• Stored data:
================================

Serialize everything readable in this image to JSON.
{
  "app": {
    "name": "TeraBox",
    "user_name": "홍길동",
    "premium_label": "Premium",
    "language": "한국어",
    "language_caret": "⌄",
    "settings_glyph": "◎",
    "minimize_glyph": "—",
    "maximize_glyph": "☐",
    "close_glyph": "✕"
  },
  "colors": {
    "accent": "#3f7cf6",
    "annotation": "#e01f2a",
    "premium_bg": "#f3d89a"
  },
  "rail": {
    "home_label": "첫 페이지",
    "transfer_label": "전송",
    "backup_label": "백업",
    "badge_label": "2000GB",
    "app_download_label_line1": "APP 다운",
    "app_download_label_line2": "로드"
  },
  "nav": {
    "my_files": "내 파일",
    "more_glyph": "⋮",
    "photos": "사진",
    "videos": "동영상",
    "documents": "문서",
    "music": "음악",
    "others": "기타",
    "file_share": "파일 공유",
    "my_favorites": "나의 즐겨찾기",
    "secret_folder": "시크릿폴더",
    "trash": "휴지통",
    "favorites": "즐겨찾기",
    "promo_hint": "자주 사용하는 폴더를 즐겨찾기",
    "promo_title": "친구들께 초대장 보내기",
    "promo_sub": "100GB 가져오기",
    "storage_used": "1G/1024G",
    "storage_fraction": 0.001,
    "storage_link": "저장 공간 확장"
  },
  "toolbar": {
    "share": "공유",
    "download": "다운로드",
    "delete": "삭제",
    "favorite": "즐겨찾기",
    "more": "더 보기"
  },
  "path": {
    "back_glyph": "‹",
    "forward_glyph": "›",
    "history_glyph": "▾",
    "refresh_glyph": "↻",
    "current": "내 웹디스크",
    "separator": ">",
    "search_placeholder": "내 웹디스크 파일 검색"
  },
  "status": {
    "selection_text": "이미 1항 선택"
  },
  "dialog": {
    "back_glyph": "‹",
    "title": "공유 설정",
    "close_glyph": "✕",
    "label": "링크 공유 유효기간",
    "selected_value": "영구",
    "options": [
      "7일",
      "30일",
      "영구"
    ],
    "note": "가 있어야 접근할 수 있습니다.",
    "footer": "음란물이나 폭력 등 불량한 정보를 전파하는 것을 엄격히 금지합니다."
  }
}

================================

• Problem to solve: Reproduce the material exactly, with every line intact.

• Answer to the exercise:
Serialize everything readable in this image to JSON.
{
  "app": {
    "name": "TeraBox",
    "user_name": "홍길동",
    "premium_label": "Premium",
    "language": "한국어",
    "language_caret": "⌄",
    "settings_glyph": "◎",
    "minimize_glyph": "—",
    "maximize_glyph": "☐",
    "close_glyph": "✕"
  },
  "colors": {
    "accent": "#3f7cf6",
    "annotation": "#e01f2a",
    "premium_bg": "#f3d89a"
  },
  "rail": {
    "home_label": "첫 페이지",
    "transfer_label": "전송",
    "backup_label": "백업",
    "badge_label": "2000GB",
    "app_download_label_line1": "APP 다운",
    "app_download_label_line2": "로드"
  },
  "nav": {
    "my_files": "내 파일",
    "more_glyph": "⋮",
    "photos": "사진",
    "videos": "동영상",
    "documents": "문서",
    "music": "음악",
    "others": "기타",
    "file_share": "파일 공유",
    "my_favorites": "나의 즐겨찾기",
    "secret_folder": "시크릿폴더",
    "trash": "휴지통",
    "favorites": "즐겨찾기",
    "promo_hint": "자주 사용하는 폴더를 즐겨찾기",
    "promo_title": "친구들께 초대장 보내기",
    "promo_sub": "100GB 가져오기",
    "storage_used": "1G/1024G",
    "storage_fraction": 0.001,
    "storage_link": "저장 공간 확장"
  },
  "toolbar": {
    "share": "공유",
    "download": "다운로드",
    "delete": "삭제",
    "favorite": "즐겨찾기",
    "more": "더 보기"
  },
  "path": {
    "back_glyph": "‹",
    "forward_glyph": "›",
    "history_glyph": "▾",
    "refresh_glyph": "↻",
    "current": "내 웹디스크",
    "separator": ">",
    "search_placeholder": "내 웹디스크 파일 검색"
  },
  "status": {
    "selection_text": "이미 1항 선택"
  },
  "dialog": {
    "back_glyph": "‹",
    "title": "공유 설정",
    "close_glyph": "✕",
    "label": "링크 공유 유효기간",
    "selected_value": "영구",
    "options": [
      "7일",
      "30일",
      "영구"
    ],
    "note": "가 있어야 접근할 수 있습니다.",
    "footer": "음란물이나 폭력 등 불량한 정보를 전파하는 것을 엄격히 금지합니다."
  }
}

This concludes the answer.